— start of SUPPLIED RECORDS —

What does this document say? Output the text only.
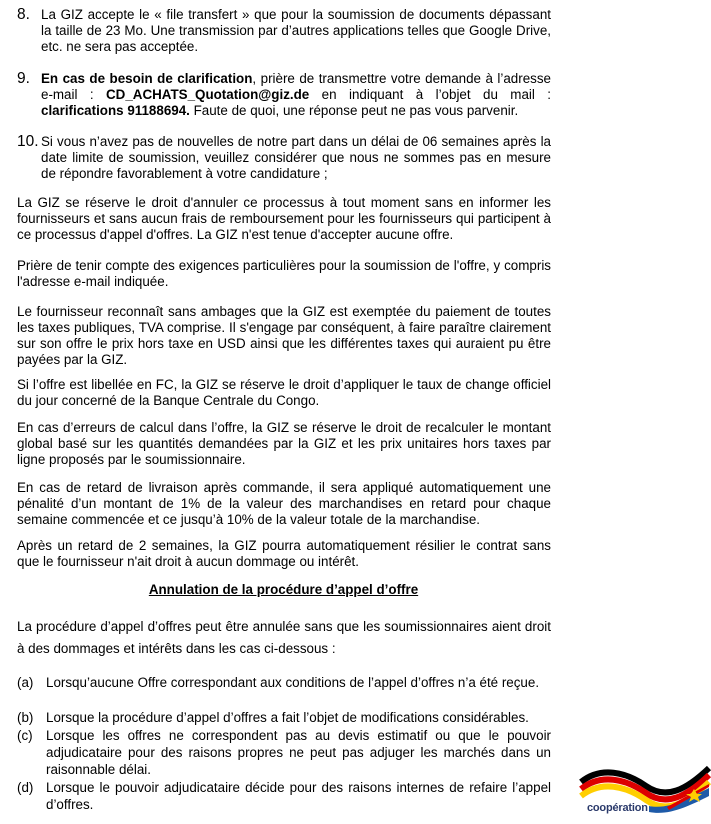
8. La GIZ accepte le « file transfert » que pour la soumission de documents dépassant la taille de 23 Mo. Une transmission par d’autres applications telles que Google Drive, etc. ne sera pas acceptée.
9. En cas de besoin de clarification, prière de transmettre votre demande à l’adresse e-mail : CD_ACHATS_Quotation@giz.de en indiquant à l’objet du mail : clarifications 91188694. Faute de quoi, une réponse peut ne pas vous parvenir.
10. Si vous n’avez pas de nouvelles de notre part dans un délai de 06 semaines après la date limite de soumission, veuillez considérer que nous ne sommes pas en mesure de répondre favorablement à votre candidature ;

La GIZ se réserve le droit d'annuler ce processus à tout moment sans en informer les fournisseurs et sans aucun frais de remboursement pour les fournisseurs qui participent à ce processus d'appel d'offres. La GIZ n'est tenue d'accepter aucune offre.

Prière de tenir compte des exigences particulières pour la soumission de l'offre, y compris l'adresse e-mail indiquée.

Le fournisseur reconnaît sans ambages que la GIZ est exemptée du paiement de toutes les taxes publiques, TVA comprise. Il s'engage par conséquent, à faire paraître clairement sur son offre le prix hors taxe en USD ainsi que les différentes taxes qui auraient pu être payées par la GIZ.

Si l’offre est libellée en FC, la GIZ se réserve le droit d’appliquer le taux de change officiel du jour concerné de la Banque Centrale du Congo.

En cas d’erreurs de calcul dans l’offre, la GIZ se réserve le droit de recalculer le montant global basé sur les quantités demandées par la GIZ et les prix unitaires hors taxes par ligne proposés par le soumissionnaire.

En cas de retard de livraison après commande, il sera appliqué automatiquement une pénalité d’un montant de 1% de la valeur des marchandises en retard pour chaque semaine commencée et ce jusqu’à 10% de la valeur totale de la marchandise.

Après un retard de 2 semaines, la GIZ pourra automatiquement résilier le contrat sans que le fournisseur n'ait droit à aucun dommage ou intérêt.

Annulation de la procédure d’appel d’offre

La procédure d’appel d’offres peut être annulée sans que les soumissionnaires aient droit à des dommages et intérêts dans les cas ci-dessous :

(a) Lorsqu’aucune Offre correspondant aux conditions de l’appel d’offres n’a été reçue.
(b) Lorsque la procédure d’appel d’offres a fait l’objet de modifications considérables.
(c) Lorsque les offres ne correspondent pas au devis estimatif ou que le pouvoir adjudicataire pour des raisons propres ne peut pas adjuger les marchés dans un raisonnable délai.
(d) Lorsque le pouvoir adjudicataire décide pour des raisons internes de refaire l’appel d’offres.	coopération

— end of SUPPLIED RECORDS —

- WRITTEN PROBLEM: The records above should be reproduced exactly, with no pictures included.

- FULL SOLUTION:
What does this document say? Output the text only.
8. La GIZ accepte le « file transfert » que pour la soumission de documents dépassant la taille de 23 Mo. Une transmission par d’autres applications telles que Google Drive, etc. ne sera pas acceptée.
9. En cas de besoin de clarification, prière de transmettre votre demande à l’adresse e-mail : CD_ACHATS_Quotation@giz.de en indiquant à l’objet du mail : clarifications 91188694. Faute de quoi, une réponse peut ne pas vous parvenir.
10. Si vous n’avez pas de nouvelles de notre part dans un délai de 06 semaines après la date limite de soumission, veuillez considérer que nous ne sommes pas en mesure de répondre favorablement à votre candidature ;

La GIZ se réserve le droit d'annuler ce processus à tout moment sans en informer les fournisseurs et sans aucun frais de remboursement pour les fournisseurs qui participent à ce processus d'appel d'offres. La GIZ n'est tenue d'accepter aucune offre.

Prière de tenir compte des exigences particulières pour la soumission de l'offre, y compris l'adresse e-mail indiquée.

Le fournisseur reconnaît sans ambages que la GIZ est exemptée du paiement de toutes les taxes publiques, TVA comprise. Il s'engage par conséquent, à faire paraître clairement sur son offre le prix hors taxe en USD ainsi que les différentes taxes qui auraient pu être payées par la GIZ.

Si l’offre est libellée en FC, la GIZ se réserve le droit d’appliquer le taux de change officiel du jour concerné de la Banque Centrale du Congo.

En cas d’erreurs de calcul dans l’offre, la GIZ se réserve le droit de recalculer le montant global basé sur les quantités demandées par la GIZ et les prix unitaires hors taxes par ligne proposés par le soumissionnaire.

En cas de retard de livraison après commande, il sera appliqué automatiquement une pénalité d’un montant de 1% de la valeur des marchandises en retard pour chaque semaine commencée et ce jusqu’à 10% de la valeur totale de la marchandise.

Après un retard de 2 semaines, la GIZ pourra automatiquement résilier le contrat sans que le fournisseur n'ait droit à aucun dommage ou intérêt.

Annulation de la procédure d’appel d’offre

La procédure d’appel d’offres peut être annulée sans que les soumissionnaires aient droit à des dommages et intérêts dans les cas ci-dessous :

(a) Lorsqu’aucune Offre correspondant aux conditions de l’appel d’offres n’a été reçue.
(b) Lorsque la procédure d’appel d’offres a fait l’objet de modifications considérables.
(c) Lorsque les offres ne correspondent pas au devis estimatif ou que le pouvoir adjudicataire pour des raisons propres ne peut pas adjuger les marchés dans un raisonnable délai.
(d) Lorsque le pouvoir adjudicataire décide pour des raisons internes de refaire l’appel d’offres.	coopération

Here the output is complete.